▶ [Data records]
^^^^
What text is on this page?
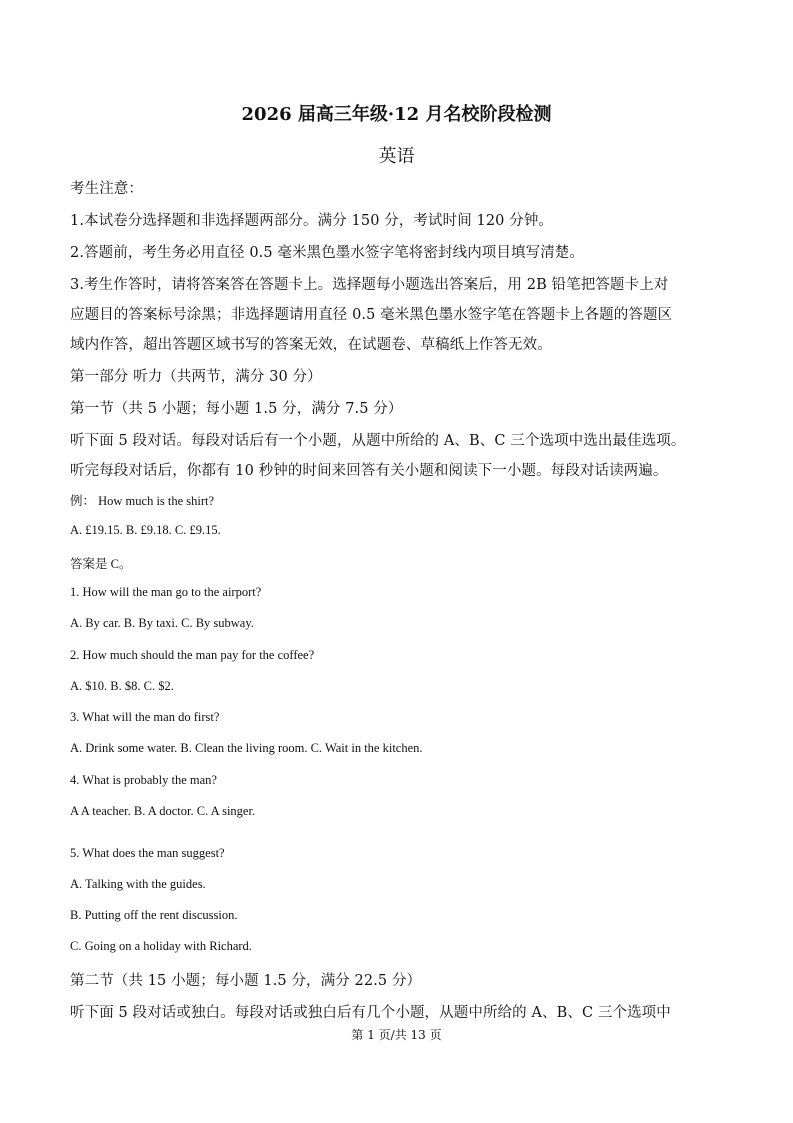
2026 届高三年级·12 月名校阶段检测
英语
考生注意：
1.本试卷分选择题和非选择题两部分。满分 150 分，考试时间 120 分钟。
2.答题前，考生务必用直径 0.5 毫米黑色墨水签字笔将密封线内项目填写清楚。
3.考生作答时，请将答案答在答题卡上。选择题每小题选出答案后，用 2B 铅笔把答题卡上对
应题目的答案标号涂黑；非选择题请用直径 0.5 毫米黑色墨水签字笔在答题卡上各题的答题区
域内作答，超出答题区域书写的答案无效，在试题卷、草稿纸上作答无效。
第一部分 听力（共两节，满分 30 分）
第一节（共 5 小题；每小题 1.5 分，满分 7.5 分）
听下面 5 段对话。每段对话后有一个小题，从题中所给的 A、B、C 三个选项中选出最佳选项。
听完每段对话后，你都有 10 秒钟的时间来回答有关小题和阅读下一小题。每段对话读两遍。
例： How much is the shirt?
A. £19.15. B. £9.18. C. £9.15.
答案是 C。
1. How will the man go to the airport?
A. By car. B. By taxi. C. By subway.
2. How much should the man pay for the coffee?
A. $10. B. $8. C. $2.
3. What will the man do first?
A. Drink some water. B. Clean the living room. C. Wait in the kitchen.
4. What is probably the man?
A A teacher. B. A doctor. C. A singer.
5. What does the man suggest?
A. Talking with the guides.
B. Putting off the rent discussion.
C. Going on a holiday with Richard.
第二节（共 15 小题；每小题 1.5 分，满分 22.5 分）
听下面 5 段对话或独白。每段对话或独白后有几个小题，从题中所给的 A、B、C 三个选项中
第 1 页/共 13 页
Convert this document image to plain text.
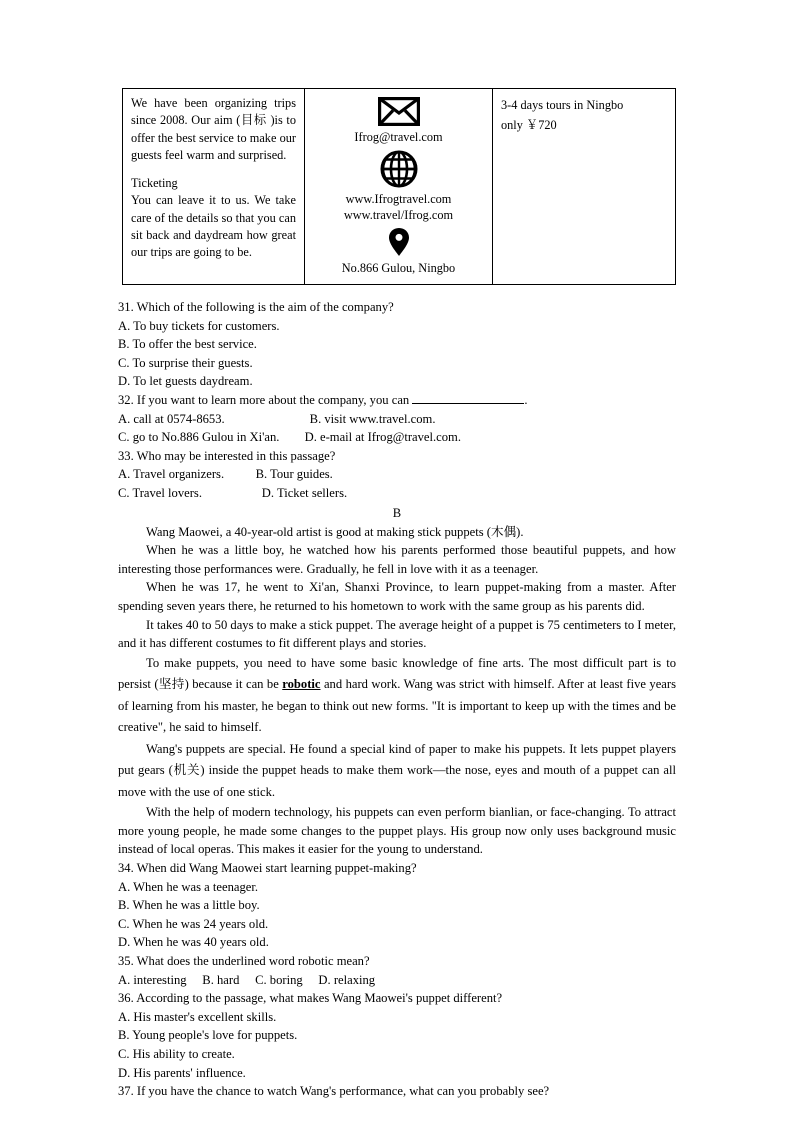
We have been organizing trips since 2008. Our aim (目标 )is to offer the best service to make our guests feel warm and surprised.
Ticketing
You can leave it to us. We take care of the details so that you can sit back and daydream how great our trips are going to be.

Ifrog@travel.com
www.Ifrogtravel.com
www.travel/Ifrog.com
No.866 Gulou, Ningbo

3-4 days tours in Ningbo
only ￥720
31. Which of the following is the aim of the company?
A. To buy tickets for customers.
B. To offer the best service.
C. To surprise their guests.
D. To let guests daydream.
32. If you want to learn more about the company, you can	.
A. call at 0574-8653.                           B. visit www.travel.com.
C. go to No.886 Gulou in Xi'an.        D. e-mail at Ifrog@travel.com.
33. Who may be interested in this passage?
A. Travel organizers.          B. Tour guides.
C. Travel lovers.                   D. Ticket sellers.
B
Wang Maowei, a 40-year-old artist is good at making stick puppets (木偶).
When he was a little boy, he watched how his parents performed those beautiful puppets, and how interesting those performances were. Gradually, he fell in love with it as a teenager.
When he was 17, he went to Xi'an, Shanxi Province, to learn puppet-making from a master. After spending seven years there, he returned to his hometown to work with the same group as his parents did.
It takes 40 to 50 days to make a stick puppet. The average height of a puppet is 75 centimeters to I meter, and it has different costumes to fit different plays and stories.
To make puppets, you need to have some basic knowledge of fine arts. The most difficult part is to persist (坚持) because it can be robotic and hard work. Wang was strict with himself. After at least five years of learning from his master, he began to think out new forms. "It is important to keep up with the times and be creative", he said to himself.
Wang's puppets are special. He found a special kind of paper to make his puppets. It lets puppet players put gears (机关) inside the puppet heads to make them work—the nose, eyes and mouth of a puppet can all move with the use of one stick.
With the help of modern technology, his puppets can even perform bianlian, or face-changing. To attract more young people, he made some changes to the puppet plays. His group now only uses background music instead of local operas. This makes it easier for the young to understand.
34. When did Wang Maowei start learning puppet-making?
A. When he was a teenager.
B. When he was a little boy.
C. When he was 24 years old.
D. When he was 40 years old.
35. What does the underlined word robotic mean?
A. interesting     B. hard     C. boring     D. relaxing
36. According to the passage, what makes Wang Maowei's puppet different?
A. His master's excellent skills.
B. Young people's love for puppets.
C. His ability to create.
D. His parents' influence.
37. If you have the chance to watch Wang's performance, what can you probably see?
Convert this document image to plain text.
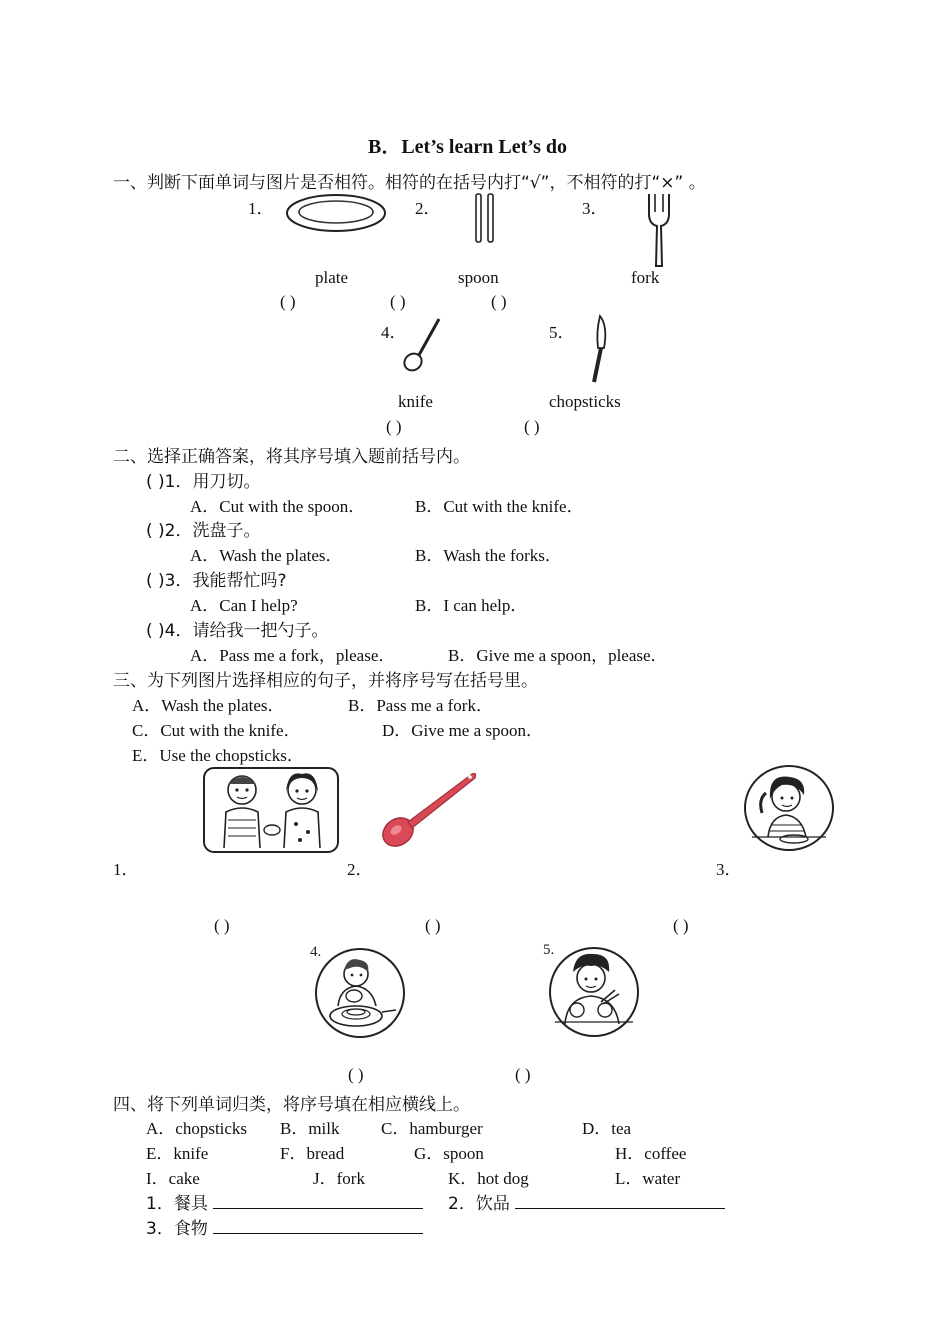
B．Let’s learn Let’s do
一、判断下面单词与图片是否相符。相符的在括号内打“√”，不相符的打“×” 。
1．
plate
( )
2．
spoon
( )
3．
fork
( )
4．
knife
( )
5．
chopsticks
( )
二、选择正确答案，将其序号填入题前括号内。
( )1．用刀切。
A．Cut with the spoon．	B．Cut with the knife．
( )2．洗盘子。
A．Wash the plates．	B．Wash the forks．
( )3．我能帮忙吗?
A．Can I help?	B．I can help．
( )4．请给我一把勺子。
A．Pass me a fork，please．	B．Give me a spoon，please．
三、为下列图片选择相应的句子，并将序号写在括号里。
A．Wash the plates．	B．Pass me a fork．
C．Cut with the knife．	D．Give me a spoon．
E．Use the chopsticks．
1．
( )
2．
( )
3．
( )
4.
( )
5.
( )
四、将下列单词归类，将序号填在相应横线上。
A．chopsticks B．milk C．hamburger	D．tea
E．knife	F．bread	G．spoon	H．coffee
I．cake	J．fork	K．hot dog	L．water
1．餐具	2．饮品
3．食物
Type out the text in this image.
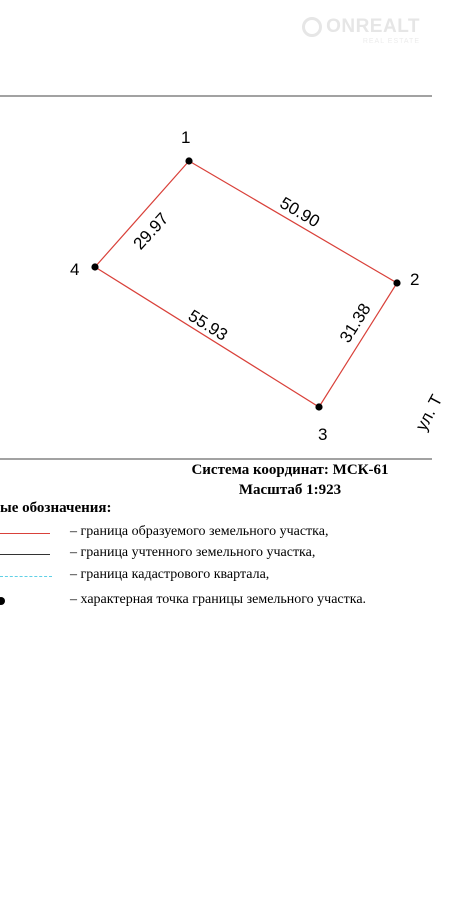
ONREALT
REAL ESTATE
1
2
3
4
50.90
31.38
55.93
29.97
ул. Т
Система координат: МСК-61
Масштаб 1:923
ые обозначения:
– граница образуемого земельного участка,
– граница учтенного земельного участка,
– граница кадастрового квартала,
– характерная точка границы земельного участка.
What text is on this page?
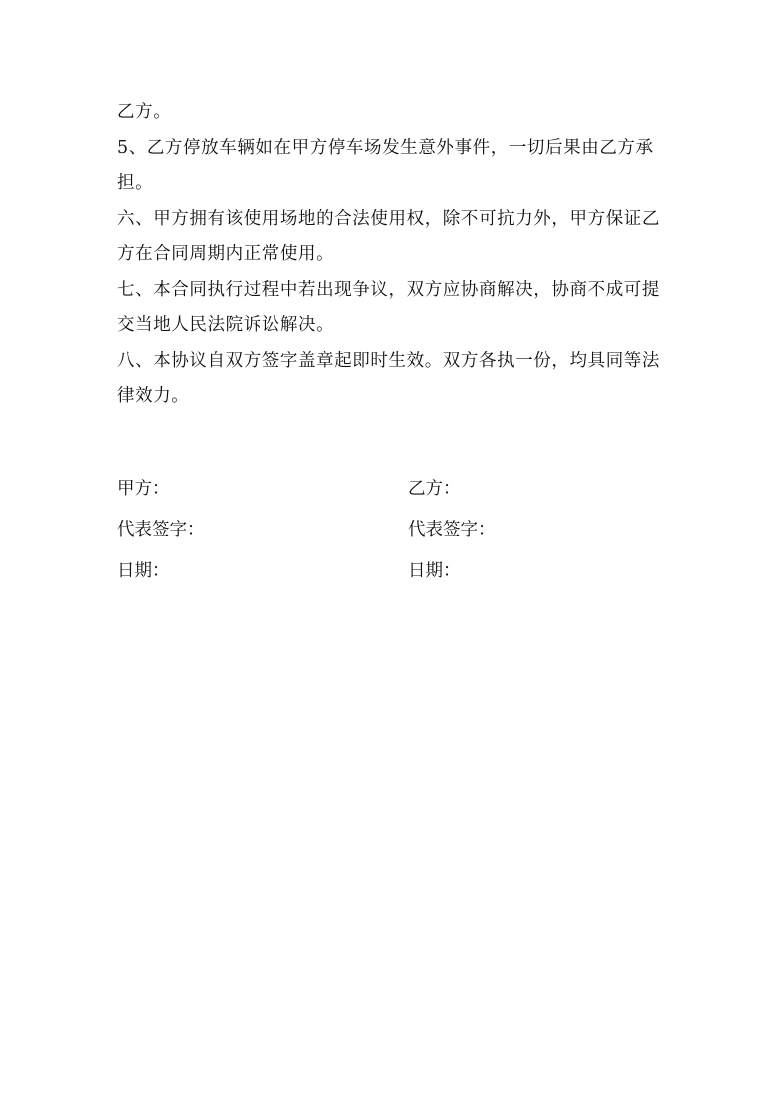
乙方。
5、乙方停放车辆如在甲方停车场发生意外事件，一切后果由乙方承
担。
六、甲方拥有该使用场地的合法使用权，除不可抗力外，甲方保证乙
方在合同周期内正常使用。
七、本合同执行过程中若出现争议，双方应协商解决，协商不成可提
交当地人民法院诉讼解决。
八、本协议自双方签字盖章起即时生效。双方各执一份，均具同等法
律效力。
甲方：	乙方：
代表签字：	代表签字：
日期：	日期：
^^^^
▶ [Task details]
All lines from the one containing "Type out the text in this image." through the end of the data are to be written out exactly, with nothing added; skip the pictures.

▶ [Written reply]
Type out the text in this image.
ONREALT
REAL ESTATE
1
2
3
4
50.90
31.38
55.93
29.97
ул. Т
Система координат: МСК-61
Масштаб 1:923
ые обозначения:
– граница образуемого земельного участка,
– граница учтенного земельного участка,
– граница кадастрового квартала,
– характерная точка границы земельного участка.
What text is on this page?
乙方。
5、乙方停放车辆如在甲方停车场发生意外事件，一切后果由乙方承
担。
六、甲方拥有该使用场地的合法使用权，除不可抗力外，甲方保证乙
方在合同周期内正常使用。
七、本合同执行过程中若出现争议，双方应协商解决，协商不成可提
交当地人民法院诉讼解决。
八、本协议自双方签字盖章起即时生效。双方各执一份，均具同等法
律效力。
甲方：	乙方：
代表签字：	代表签字：
日期：	日期：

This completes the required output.